Dataset records:

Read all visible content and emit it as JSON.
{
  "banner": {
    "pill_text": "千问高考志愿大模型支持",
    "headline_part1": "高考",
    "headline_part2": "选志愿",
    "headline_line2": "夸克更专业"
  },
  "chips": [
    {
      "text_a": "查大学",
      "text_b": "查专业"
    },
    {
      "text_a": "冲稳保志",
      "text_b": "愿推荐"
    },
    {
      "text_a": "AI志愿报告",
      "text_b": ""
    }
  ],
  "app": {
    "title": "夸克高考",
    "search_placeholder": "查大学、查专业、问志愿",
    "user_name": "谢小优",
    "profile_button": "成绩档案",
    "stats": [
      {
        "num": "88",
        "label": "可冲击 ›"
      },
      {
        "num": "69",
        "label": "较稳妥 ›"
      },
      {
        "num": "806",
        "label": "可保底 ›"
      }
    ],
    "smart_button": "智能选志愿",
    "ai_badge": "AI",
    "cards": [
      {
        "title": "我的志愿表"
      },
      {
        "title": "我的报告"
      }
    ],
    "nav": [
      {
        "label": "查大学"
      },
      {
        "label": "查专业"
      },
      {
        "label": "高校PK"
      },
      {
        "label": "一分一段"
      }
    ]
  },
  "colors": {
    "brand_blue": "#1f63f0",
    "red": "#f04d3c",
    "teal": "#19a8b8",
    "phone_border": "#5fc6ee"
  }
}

§ **Written exercise**: All of the entries must be written out exactly as they stand.

§ **Solution to this exercise**:
Read all visible content and emit it as JSON.
{
  "banner": {
    "pill_text": "千问高考志愿大模型支持",
    "headline_part1": "高考",
    "headline_part2": "选志愿",
    "headline_line2": "夸克更专业"
  },
  "chips": [
    {
      "text_a": "查大学",
      "text_b": "查专业"
    },
    {
      "text_a": "冲稳保志",
      "text_b": "愿推荐"
    },
    {
      "text_a": "AI志愿报告",
      "text_b": ""
    }
  ],
  "app": {
    "title": "夸克高考",
    "search_placeholder": "查大学、查专业、问志愿",
    "user_name": "谢小优",
    "profile_button": "成绩档案",
    "stats": [
      {
        "num": "88",
        "label": "可冲击 ›"
      },
      {
        "num": "69",
        "label": "较稳妥 ›"
      },
      {
        "num": "806",
        "label": "可保底 ›"
      }
    ],
    "smart_button": "智能选志愿",
    "ai_badge": "AI",
    "cards": [
      {
        "title": "我的志愿表"
      },
      {
        "title": "我的报告"
      }
    ],
    "nav": [
      {
        "label": "查大学"
      },
      {
        "label": "查专业"
      },
      {
        "label": "高校PK"
      },
      {
        "label": "一分一段"
      }
    ]
  },
  "colors": {
    "brand_blue": "#1f63f0",
    "red": "#f04d3c",
    "teal": "#19a8b8",
    "phone_border": "#5fc6ee"
  }
}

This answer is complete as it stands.